== EXERCISE ==
Copy the records below exactly as they appear.

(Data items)
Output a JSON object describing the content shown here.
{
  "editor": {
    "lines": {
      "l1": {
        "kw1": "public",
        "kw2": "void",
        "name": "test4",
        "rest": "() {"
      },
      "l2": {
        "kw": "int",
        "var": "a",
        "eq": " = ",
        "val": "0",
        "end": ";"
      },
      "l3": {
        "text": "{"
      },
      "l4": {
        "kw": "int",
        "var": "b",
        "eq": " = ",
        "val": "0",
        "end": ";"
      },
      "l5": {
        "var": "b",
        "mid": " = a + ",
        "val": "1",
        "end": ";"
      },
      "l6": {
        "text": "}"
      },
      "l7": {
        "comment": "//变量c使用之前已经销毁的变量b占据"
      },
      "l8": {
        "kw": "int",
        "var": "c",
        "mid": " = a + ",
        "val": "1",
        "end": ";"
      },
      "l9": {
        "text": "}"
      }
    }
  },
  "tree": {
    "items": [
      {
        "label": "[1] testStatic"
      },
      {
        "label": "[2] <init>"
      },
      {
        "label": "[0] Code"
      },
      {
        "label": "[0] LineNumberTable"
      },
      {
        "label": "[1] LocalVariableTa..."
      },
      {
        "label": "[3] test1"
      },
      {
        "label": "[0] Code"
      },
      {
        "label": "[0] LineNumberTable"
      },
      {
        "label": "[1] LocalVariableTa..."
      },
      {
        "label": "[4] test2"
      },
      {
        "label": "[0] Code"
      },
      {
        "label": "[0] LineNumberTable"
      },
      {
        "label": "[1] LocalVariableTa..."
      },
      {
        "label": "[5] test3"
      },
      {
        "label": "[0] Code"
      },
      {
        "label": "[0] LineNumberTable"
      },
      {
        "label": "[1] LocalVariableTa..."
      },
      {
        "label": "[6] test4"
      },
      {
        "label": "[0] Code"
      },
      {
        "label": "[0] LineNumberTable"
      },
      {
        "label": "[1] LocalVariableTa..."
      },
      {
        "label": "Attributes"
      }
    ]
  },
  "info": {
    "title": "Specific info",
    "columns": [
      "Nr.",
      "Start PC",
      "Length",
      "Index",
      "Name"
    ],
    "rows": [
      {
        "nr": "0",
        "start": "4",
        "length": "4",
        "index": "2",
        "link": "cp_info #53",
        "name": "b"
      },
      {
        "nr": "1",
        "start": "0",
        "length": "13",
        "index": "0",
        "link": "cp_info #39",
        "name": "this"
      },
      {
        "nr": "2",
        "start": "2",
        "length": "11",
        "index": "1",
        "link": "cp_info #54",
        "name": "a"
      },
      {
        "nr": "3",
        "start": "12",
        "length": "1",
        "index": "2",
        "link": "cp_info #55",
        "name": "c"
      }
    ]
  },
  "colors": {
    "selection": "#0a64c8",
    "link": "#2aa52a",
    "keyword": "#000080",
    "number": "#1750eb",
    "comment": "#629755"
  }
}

== WORKED SOLUTION ==
Output a JSON object describing the content shown here.
{
  "editor": {
    "lines": {
      "l1": {
        "kw1": "public",
        "kw2": "void",
        "name": "test4",
        "rest": "() {"
      },
      "l2": {
        "kw": "int",
        "var": "a",
        "eq": " = ",
        "val": "0",
        "end": ";"
      },
      "l3": {
        "text": "{"
      },
      "l4": {
        "kw": "int",
        "var": "b",
        "eq": " = ",
        "val": "0",
        "end": ";"
      },
      "l5": {
        "var": "b",
        "mid": " = a + ",
        "val": "1",
        "end": ";"
      },
      "l6": {
        "text": "}"
      },
      "l7": {
        "comment": "//变量c使用之前已经销毁的变量b占据"
      },
      "l8": {
        "kw": "int",
        "var": "c",
        "mid": " = a + ",
        "val": "1",
        "end": ";"
      },
      "l9": {
        "text": "}"
      }
    }
  },
  "tree": {
    "items": [
      {
        "label": "[1] testStatic"
      },
      {
        "label": "[2] <init>"
      },
      {
        "label": "[0] Code"
      },
      {
        "label": "[0] LineNumberTable"
      },
      {
        "label": "[1] LocalVariableTa..."
      },
      {
        "label": "[3] test1"
      },
      {
        "label": "[0] Code"
      },
      {
        "label": "[0] LineNumberTable"
      },
      {
        "label": "[1] LocalVariableTa..."
      },
      {
        "label": "[4] test2"
      },
      {
        "label": "[0] Code"
      },
      {
        "label": "[0] LineNumberTable"
      },
      {
        "label": "[1] LocalVariableTa..."
      },
      {
        "label": "[5] test3"
      },
      {
        "label": "[0] Code"
      },
      {
        "label": "[0] LineNumberTable"
      },
      {
        "label": "[1] LocalVariableTa..."
      },
      {
        "label": "[6] test4"
      },
      {
        "label": "[0] Code"
      },
      {
        "label": "[0] LineNumberTable"
      },
      {
        "label": "[1] LocalVariableTa..."
      },
      {
        "label": "Attributes"
      }
    ]
  },
  "info": {
    "title": "Specific info",
    "columns": [
      "Nr.",
      "Start PC",
      "Length",
      "Index",
      "Name"
    ],
    "rows": [
      {
        "nr": "0",
        "start": "4",
        "length": "4",
        "index": "2",
        "link": "cp_info #53",
        "name": "b"
      },
      {
        "nr": "1",
        "start": "0",
        "length": "13",
        "index": "0",
        "link": "cp_info #39",
        "name": "this"
      },
      {
        "nr": "2",
        "start": "2",
        "length": "11",
        "index": "1",
        "link": "cp_info #54",
        "name": "a"
      },
      {
        "nr": "3",
        "start": "12",
        "length": "1",
        "index": "2",
        "link": "cp_info #55",
        "name": "c"
      }
    ]
  },
  "colors": {
    "selection": "#0a64c8",
    "link": "#2aa52a",
    "keyword": "#000080",
    "number": "#1750eb",
    "comment": "#629755"
  }
}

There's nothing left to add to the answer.